[Recorded data]
+---+

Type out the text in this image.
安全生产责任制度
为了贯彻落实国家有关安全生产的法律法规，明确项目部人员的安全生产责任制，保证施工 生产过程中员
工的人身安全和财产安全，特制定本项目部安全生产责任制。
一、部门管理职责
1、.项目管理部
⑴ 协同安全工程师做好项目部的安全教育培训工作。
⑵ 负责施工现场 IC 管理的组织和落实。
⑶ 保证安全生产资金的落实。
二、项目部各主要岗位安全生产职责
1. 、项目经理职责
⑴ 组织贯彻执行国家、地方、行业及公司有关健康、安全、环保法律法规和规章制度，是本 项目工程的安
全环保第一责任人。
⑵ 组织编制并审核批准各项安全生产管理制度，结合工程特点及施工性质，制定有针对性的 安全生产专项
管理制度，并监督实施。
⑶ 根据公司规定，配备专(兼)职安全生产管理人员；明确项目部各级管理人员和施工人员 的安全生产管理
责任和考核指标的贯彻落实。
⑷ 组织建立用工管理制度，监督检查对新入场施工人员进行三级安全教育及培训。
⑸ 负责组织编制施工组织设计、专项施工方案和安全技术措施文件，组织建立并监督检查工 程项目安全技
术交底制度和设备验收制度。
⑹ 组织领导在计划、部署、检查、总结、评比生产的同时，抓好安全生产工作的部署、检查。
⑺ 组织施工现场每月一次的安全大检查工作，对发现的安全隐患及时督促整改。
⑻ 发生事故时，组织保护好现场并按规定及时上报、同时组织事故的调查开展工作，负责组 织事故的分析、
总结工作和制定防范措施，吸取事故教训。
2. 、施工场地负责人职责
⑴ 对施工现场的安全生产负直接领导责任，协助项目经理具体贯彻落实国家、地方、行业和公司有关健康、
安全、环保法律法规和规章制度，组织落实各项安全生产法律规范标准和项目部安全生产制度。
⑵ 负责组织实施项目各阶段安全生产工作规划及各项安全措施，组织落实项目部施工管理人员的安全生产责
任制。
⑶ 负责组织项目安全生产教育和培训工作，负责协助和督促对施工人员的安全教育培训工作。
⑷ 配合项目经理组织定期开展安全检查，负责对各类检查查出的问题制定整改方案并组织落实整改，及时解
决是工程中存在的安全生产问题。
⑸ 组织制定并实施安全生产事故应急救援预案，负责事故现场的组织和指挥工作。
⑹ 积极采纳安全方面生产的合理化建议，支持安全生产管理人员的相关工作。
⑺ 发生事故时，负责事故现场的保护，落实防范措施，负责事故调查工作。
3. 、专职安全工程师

+---+

◆ Task description
Exact output of every entry is required.

◆ The solution
Type out the text in this image.
安全生产责任制度
为了贯彻落实国家有关安全生产的法律法规，明确项目部人员的安全生产责任制，保证施工 生产过程中员
工的人身安全和财产安全，特制定本项目部安全生产责任制。
一、部门管理职责
1、.项目管理部
⑴ 协同安全工程师做好项目部的安全教育培训工作。
⑵ 负责施工现场 IC 管理的组织和落实。
⑶ 保证安全生产资金的落实。
二、项目部各主要岗位安全生产职责
1. 、项目经理职责
⑴ 组织贯彻执行国家、地方、行业及公司有关健康、安全、环保法律法规和规章制度，是本 项目工程的安
全环保第一责任人。
⑵ 组织编制并审核批准各项安全生产管理制度，结合工程特点及施工性质，制定有针对性的 安全生产专项
管理制度，并监督实施。
⑶ 根据公司规定，配备专(兼)职安全生产管理人员；明确项目部各级管理人员和施工人员 的安全生产管理
责任和考核指标的贯彻落实。
⑷ 组织建立用工管理制度，监督检查对新入场施工人员进行三级安全教育及培训。
⑸ 负责组织编制施工组织设计、专项施工方案和安全技术措施文件，组织建立并监督检查工 程项目安全技
术交底制度和设备验收制度。
⑹ 组织领导在计划、部署、检查、总结、评比生产的同时，抓好安全生产工作的部署、检查。
⑺ 组织施工现场每月一次的安全大检查工作，对发现的安全隐患及时督促整改。
⑻ 发生事故时，组织保护好现场并按规定及时上报、同时组织事故的调查开展工作，负责组 织事故的分析、
总结工作和制定防范措施，吸取事故教训。
2. 、施工场地负责人职责
⑴ 对施工现场的安全生产负直接领导责任，协助项目经理具体贯彻落实国家、地方、行业和公司有关健康、
安全、环保法律法规和规章制度，组织落实各项安全生产法律规范标准和项目部安全生产制度。
⑵ 负责组织实施项目各阶段安全生产工作规划及各项安全措施，组织落实项目部施工管理人员的安全生产责
任制。
⑶ 负责组织项目安全生产教育和培训工作，负责协助和督促对施工人员的安全教育培训工作。
⑷ 配合项目经理组织定期开展安全检查，负责对各类检查查出的问题制定整改方案并组织落实整改，及时解
决是工程中存在的安全生产问题。
⑸ 组织制定并实施安全生产事故应急救援预案，负责事故现场的组织和指挥工作。
⑹ 积极采纳安全方面生产的合理化建议，支持安全生产管理人员的相关工作。
⑺ 发生事故时，负责事故现场的保护，落实防范措施，负责事故调查工作。
3. 、专职安全工程师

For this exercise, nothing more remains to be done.